Your task: Among the entries below, find the lines with "title" and copy them.

Material provided:

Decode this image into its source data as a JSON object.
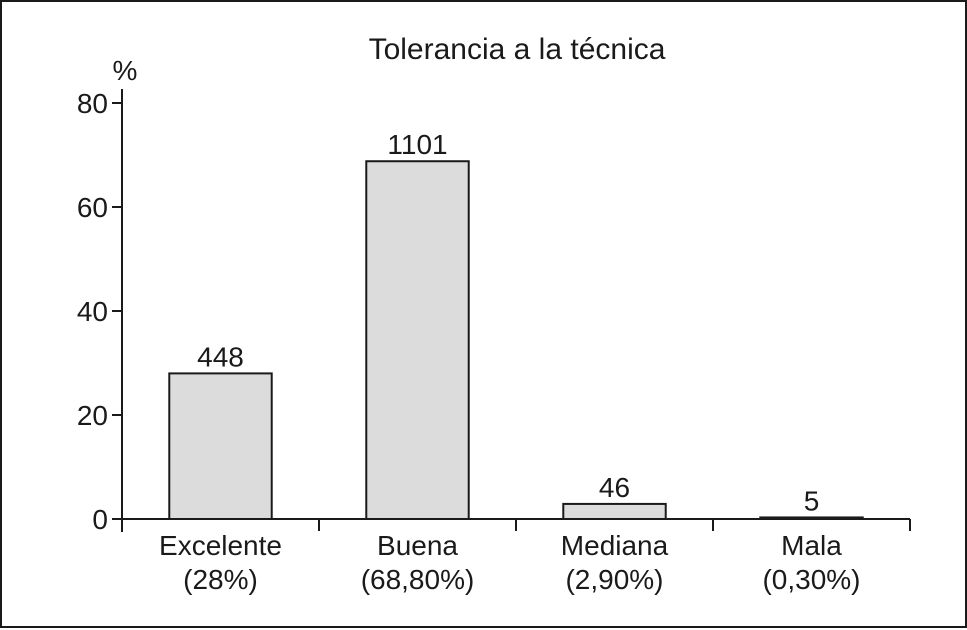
{
  "chart_data": {
    "type": "bar",
    "title": "Tolerancia a la técnica",
    "ylabel": "%",
    "xlabel": "",
    "ylim": [
      0,
      80
    ],
    "yticks": [
      0,
      20,
      40,
      60,
      80
    ],
    "grid": false,
    "categories": [
      "Excelente",
      "Buena",
      "Mediana",
      "Mala"
    ],
    "category_percent_labels": [
      "(28%)",
      "(68,80%)",
      "(2,90%)",
      "(0,30%)"
    ],
    "values": [
      28,
      68.8,
      2.9,
      0.3
    ],
    "data_labels": [
      "448",
      "1101",
      "46",
      "5"
    ],
    "colors": {
      "bar_fill": "#dcdcdc",
      "stroke": "#1a1a1a"
    }
  }
}
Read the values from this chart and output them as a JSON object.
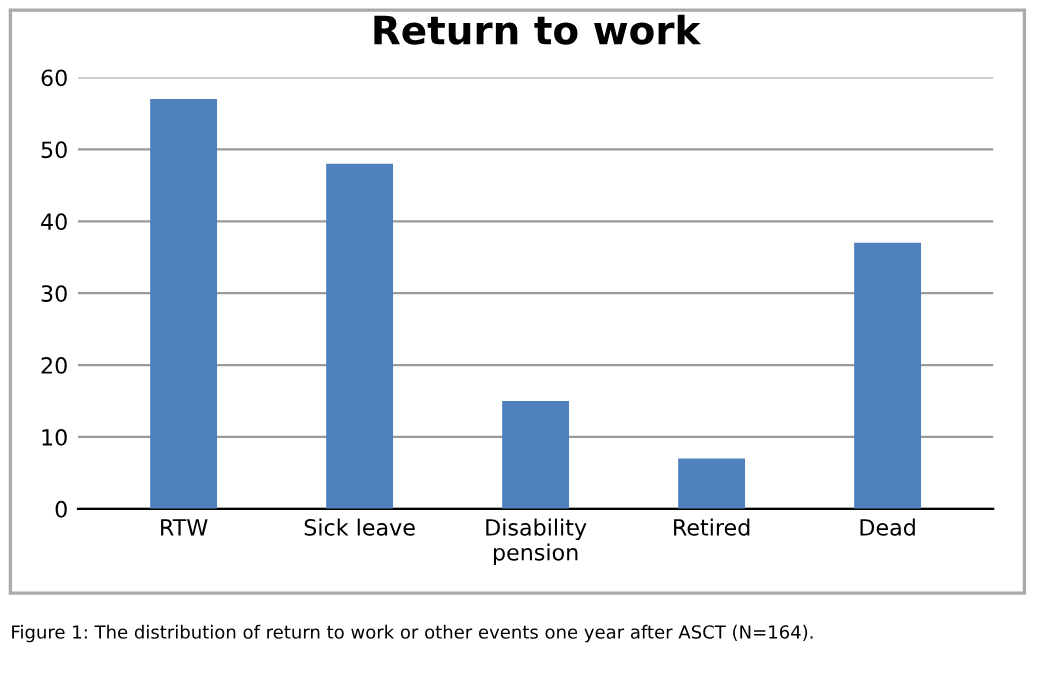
{
  "chart_data": {
    "type": "bar",
    "title": "Return to work",
    "categories": [
      "RTW",
      "Sick leave",
      "Disability\npension",
      "Retired",
      "Dead"
    ],
    "values": [
      57,
      48,
      15,
      7,
      37
    ],
    "color": "#4f81bd",
    "ylim": [
      0,
      60
    ],
    "yticks": [
      0,
      10,
      20,
      30,
      40,
      50,
      60
    ],
    "grid": "y",
    "legend": false,
    "annotations": [
      "Figure 1: The distribution of return to work or other events one year after ASCT (N=164)."
    ]
  }
}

Answer for the task:
    "title": "Tolerancia a la técnica",
    "title": "Return to work",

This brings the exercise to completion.